Listed records »
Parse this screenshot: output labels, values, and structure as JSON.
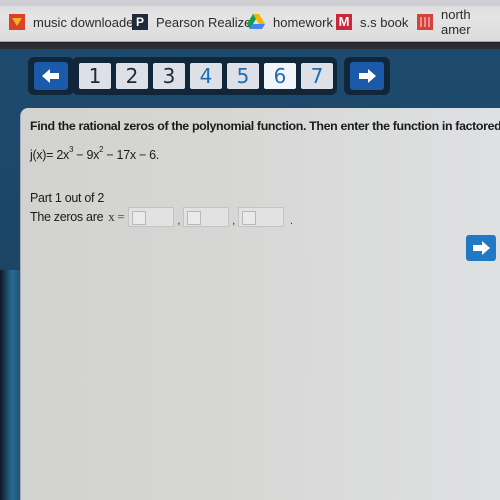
{
  "bookmarks": [
    {
      "label": "music downloader",
      "icon": "music-downloader-icon"
    },
    {
      "label": "Pearson Realize",
      "icon": "pearson-icon",
      "glyph": "P"
    },
    {
      "label": "homework",
      "icon": "google-drive-icon"
    },
    {
      "label": "s.s book",
      "icon": "mcgraw-hill-icon",
      "glyph": "M"
    },
    {
      "label": "north amer",
      "icon": "north-america-icon"
    }
  ],
  "navigation": {
    "prev_icon": "arrow-left-icon",
    "next_icon": "arrow-right-icon",
    "pages": [
      {
        "label": "1",
        "state": "visited"
      },
      {
        "label": "2",
        "state": "visited"
      },
      {
        "label": "3",
        "state": "visited"
      },
      {
        "label": "4",
        "state": "unvisited"
      },
      {
        "label": "5",
        "state": "unvisited"
      },
      {
        "label": "6",
        "state": "current"
      },
      {
        "label": "7",
        "state": "unvisited"
      }
    ]
  },
  "question": {
    "prompt": "Find the rational zeros of the polynomial function. Then enter the function in factored form.",
    "function": {
      "lhs": "j(x)= ",
      "term1": "2x",
      "exp1": "3",
      "term2": " − 9x",
      "exp2": "2",
      "rest": " − 17x − 6."
    },
    "part": "Part 1 out of 2",
    "zeros_label": "The zeros are",
    "x_equals": "x =",
    "answers": [
      "",
      "",
      ""
    ],
    "separator": ",",
    "terminator": "."
  },
  "colors": {
    "nav_blue": "#1a5aa8",
    "page_unvisited": "#1e6db3",
    "next_button": "#2178c4"
  }
}
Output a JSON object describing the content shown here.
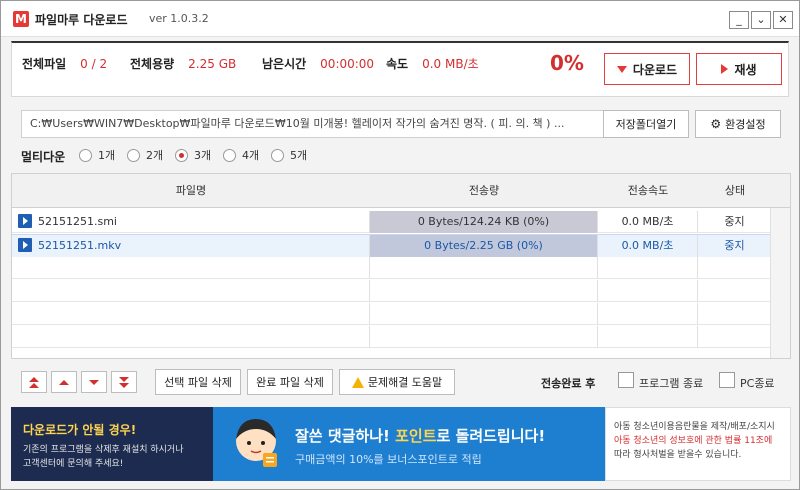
{
  "app": {
    "logo": "M",
    "title": "파일마루 다운로드",
    "version": "ver 1.0.3.2",
    "window_buttons": [
      "_",
      "⌄",
      "✕"
    ]
  },
  "status": {
    "files_label": "전체파일",
    "files_value": "0 / 2",
    "size_label": "전체용량",
    "size_value": "2.25  GB",
    "remaining_label": "남은시간",
    "remaining_value": "00:00:00",
    "speed_label": "속도",
    "speed_value": "0.0 MB/초",
    "percent": "0%",
    "download_label": "다운로드",
    "play_label": "재생"
  },
  "path": {
    "value": "C:₩Users₩WIN7₩Desktop₩파일마루 다운로드₩10월 미개봉! 헬레이저 작가의 숨겨진 명작. ( 피. 의. 책 ) ...",
    "open_folder_label": "저장폴더열기",
    "settings_label": "환경설정"
  },
  "multi": {
    "label": "멀티다운",
    "options": [
      "1개",
      "2개",
      "3개",
      "4개",
      "5개"
    ],
    "selected": "3개"
  },
  "table": {
    "headers": [
      "파일명",
      "전송량",
      "전송속도",
      "상태"
    ],
    "rows": [
      {
        "name": "52151251.smi",
        "transfer": "0  Bytes/124.24  KB (0%)",
        "speed": "0.0 MB/초",
        "status": "중지"
      },
      {
        "name": "52151251.mkv",
        "transfer": "0  Bytes/2.25  GB (0%)",
        "speed": "0.0 MB/초",
        "status": "중지"
      }
    ]
  },
  "toolbar": {
    "delete_selected_label": "선택 파일 삭제",
    "delete_done_label": "완료 파일 삭제",
    "help_label": "문제해결 도움말",
    "after_done_label": "전송완료 후",
    "exit_program_label": "프로그램 종료",
    "pc_shutdown_label": "PC종료"
  },
  "banner": {
    "left_title": "다운로드가 안될 경우!",
    "left_line1": "기존의 프로그램을 삭제후 재설치 하시거나",
    "left_line2": "고객센터에 문의해 주세요!",
    "mid_title_a": "잘쓴 댓글하나! ",
    "mid_title_hl": "포인트",
    "mid_title_b": "로 돌려드립니다!",
    "mid_sub": "구매금액의 10%를 보너스포인트로 적립",
    "right_line1": "아동 청소년이용음란물을 제작/배포/소지시",
    "right_line2": "아동 청소년의 성보호에 관한 법률 11조에",
    "right_line3": "따라 형사처벌을 받을수 있습니다."
  }
}
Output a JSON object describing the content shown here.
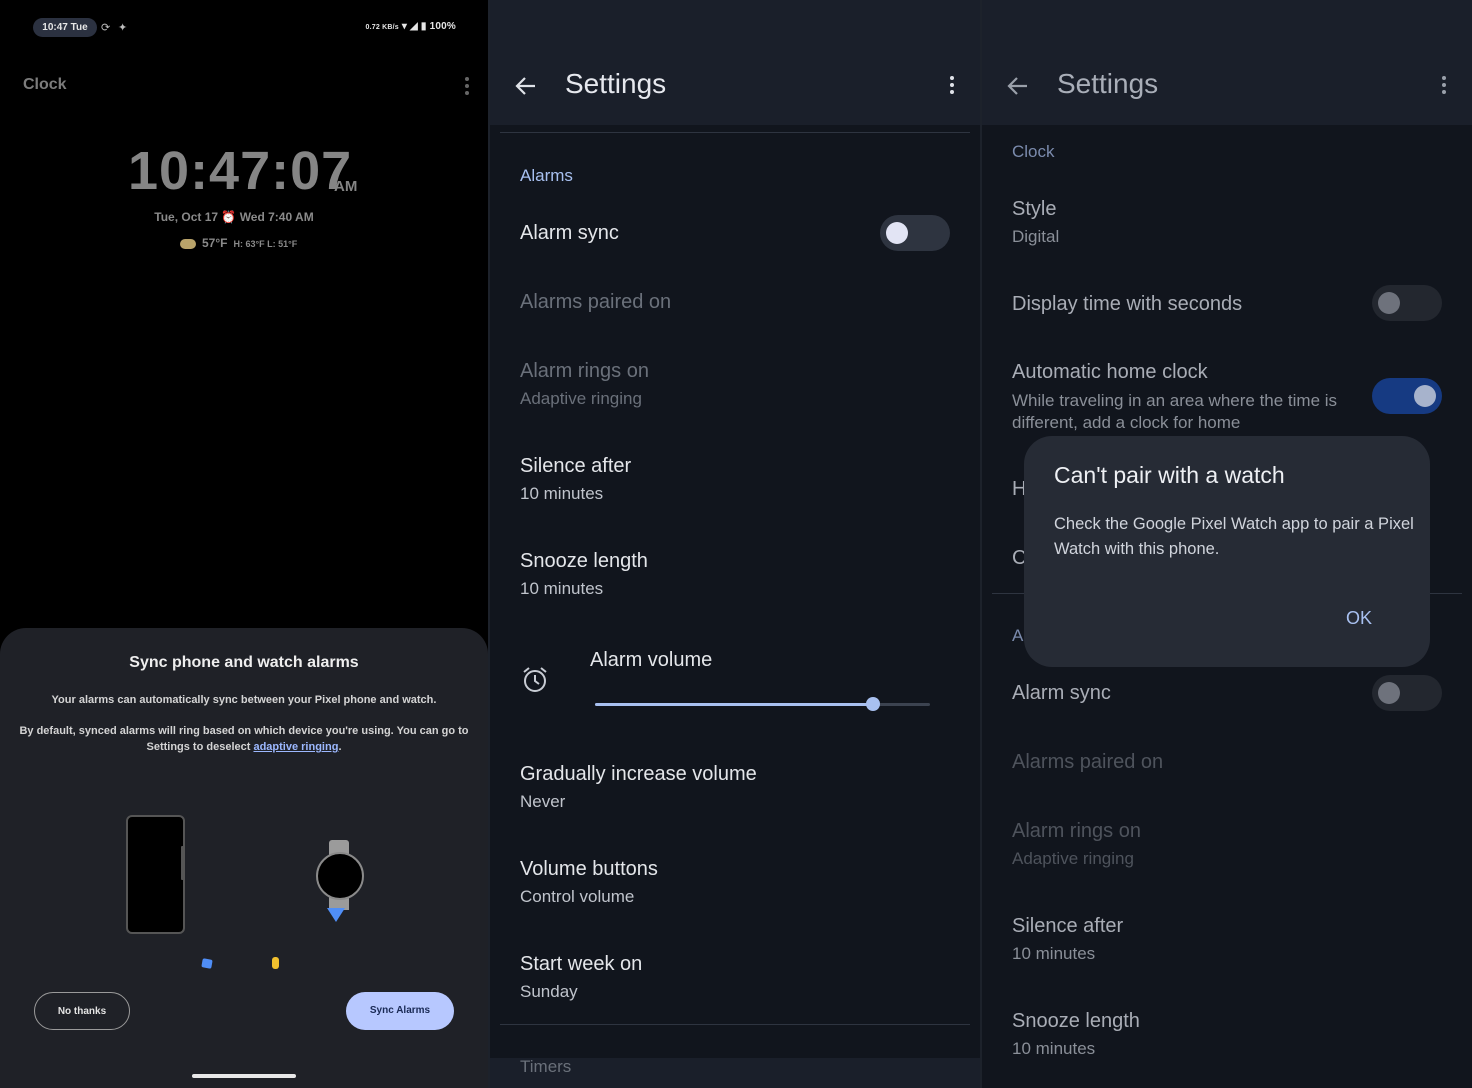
{
  "screen1": {
    "status": {
      "time": "10:47 Tue",
      "net_speed": "0.72 KB/s",
      "battery": "100%"
    },
    "app_title": "Clock",
    "clock": {
      "time": "10:47:07",
      "ampm": "AM",
      "date_line": "Tue, Oct 17 ⏰ Wed 7:40 AM",
      "temp": "57°F",
      "hi_lo": "H: 63°F L: 51°F"
    },
    "sheet": {
      "title": "Sync phone and watch alarms",
      "p1": "Your alarms can automatically sync between your Pixel phone and watch.",
      "p2_prefix": "By default, synced alarms will ring based on which device you're using. You can go to Settings to deselect ",
      "p2_link": "adaptive ringing",
      "p2_suffix": ".",
      "no_thanks": "No thanks",
      "sync_alarms": "Sync Alarms"
    }
  },
  "screen2": {
    "title": "Settings",
    "section_alarms": "Alarms",
    "alarm_sync": "Alarm sync",
    "alarm_sync_on": false,
    "alarms_paired_on": "Alarms paired on",
    "alarm_rings_on": "Alarm rings on",
    "alarm_rings_on_value": "Adaptive ringing",
    "silence_after": "Silence after",
    "silence_after_value": "10 minutes",
    "snooze_length": "Snooze length",
    "snooze_length_value": "10 minutes",
    "alarm_volume": "Alarm volume",
    "alarm_volume_level": 0.83,
    "gradually_increase": "Gradually increase volume",
    "gradually_increase_value": "Never",
    "volume_buttons": "Volume buttons",
    "volume_buttons_value": "Control volume",
    "start_week_on": "Start week on",
    "start_week_on_value": "Sunday",
    "section_timers": "Timers"
  },
  "screen3": {
    "title": "Settings",
    "section_clock": "Clock",
    "style": "Style",
    "style_value": "Digital",
    "display_seconds": "Display time with seconds",
    "display_seconds_on": false,
    "auto_home_clock": "Automatic home clock",
    "auto_home_clock_desc": "While traveling in an area where the time is different, add a clock for home",
    "auto_home_clock_on": true,
    "partial_h": "H",
    "partial_c": "C",
    "partial_a": "A",
    "alarm_sync": "Alarm sync",
    "alarm_sync_on": false,
    "alarms_paired_on": "Alarms paired on",
    "alarm_rings_on": "Alarm rings on",
    "alarm_rings_on_value": "Adaptive ringing",
    "silence_after": "Silence after",
    "silence_after_value": "10 minutes",
    "snooze_length": "Snooze length",
    "snooze_length_value": "10 minutes",
    "dialog": {
      "title": "Can't pair with a watch",
      "body": "Check the Google Pixel Watch app to pair a Pixel Watch with this phone.",
      "ok": "OK"
    }
  }
}
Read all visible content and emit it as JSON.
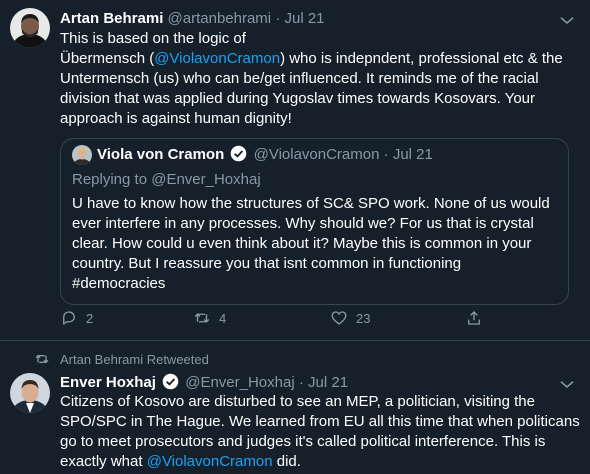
{
  "tweet1": {
    "name": "Artan Behrami",
    "handle": "@artanbehrami",
    "sep": "·",
    "date": "Jul 21",
    "line1": "This is based on the logic of",
    "line2_pre": "Übermensch (",
    "line2_link": "@ViolavonCramon",
    "line2_post": ") who is indepndent, professional etc & the",
    "line3": "Untermensch (us) who can be/get influenced. It reminds me of the racial",
    "line4": "division that was applied during Yugoslav times towards Kosovars. Your",
    "line5": "approach is against human dignity!",
    "quote": {
      "name": "Viola von Cramon",
      "handle": "@ViolavonCramon",
      "sep": "·",
      "date": "Jul 21",
      "replying_to": "Replying to @Enver_Hoxhaj",
      "line1": "U have to know how the structures of SC& SPO work. None of us would",
      "line2": "ever interfere in any processes. Why should we? For us that is crystal",
      "line3": "clear. How could u even think about it? Maybe this is common in your",
      "line4": "country. But I reassure you that isnt common in functioning",
      "line5": "#democracies"
    },
    "actions": {
      "replies": "2",
      "retweets": "4",
      "likes": "23"
    }
  },
  "retweet_label": "Artan Behrami Retweeted",
  "tweet2": {
    "name": "Enver Hoxhaj",
    "handle": "@Enver_Hoxhaj",
    "sep": "·",
    "date": "Jul 21",
    "line1": "Citizens of Kosovo are disturbed to see an MEP, a politician, visiting the",
    "line2": "SPO/SPC in The Hague. We learned from EU all this time that when politicans",
    "line3": "go to meet prosecutors and judges it's called political interference. This is",
    "line4_pre": "exactly what ",
    "line4_link": "@ViolavonCramon",
    "line4_post": " did."
  },
  "colors": {
    "background": "#15202b",
    "accent": "#1da1f2",
    "muted": "#8899a6",
    "border": "#38444d"
  }
}
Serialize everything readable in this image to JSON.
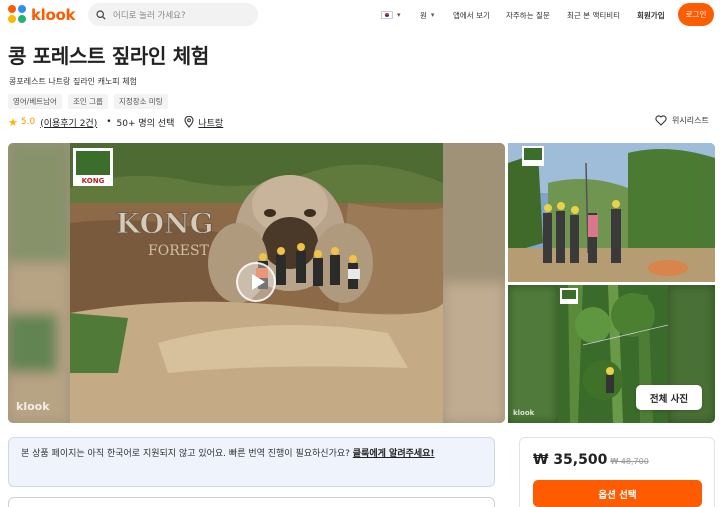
{
  "header": {
    "logo_text": "klook",
    "search_placeholder": "어디로 놀러 가세요?",
    "currency": "원",
    "nav_items": [
      "앱에서 보기",
      "자주하는 질문",
      "최근 본 액티비티",
      "회원가입"
    ],
    "login_label": "로그인",
    "accent_color": "#ff5b00"
  },
  "product": {
    "title": "콩 포레스트 짚라인 체험",
    "subtitle": "콩포레스트 나트랑 짚라인 캐노피 체험",
    "tags": [
      "영어/베트남어",
      "조인 그룹",
      "지정장소 미팅"
    ],
    "rating": "5.0",
    "reviews_link": "(이용후기 2건)",
    "booked": "50+ 명의 선택",
    "location": "나트랑",
    "wishlist_label": "위시리스트"
  },
  "gallery": {
    "watermark": "klook",
    "sign_text": "KONG",
    "all_photos_label": "전체 사진"
  },
  "notice": {
    "text": "본 상품 페이지는 아직 한국어로 지원되지 않고 있어요. 빠른 번역 진행이 필요하신가요? ",
    "link": "클룩에게 알려주세요!"
  },
  "booking": {
    "price": "₩ 35,500",
    "original_price": "₩ 48,700",
    "select_label": "옵션 선택"
  }
}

Task to complete »
Read the data above. Pull out each line in which the string "common" appears.

Answer for this exercise »
      "line3": "clear. How could u even think about it? Maybe this is common in your",
      "line4": "country. But I reassure you that isnt common in functioning",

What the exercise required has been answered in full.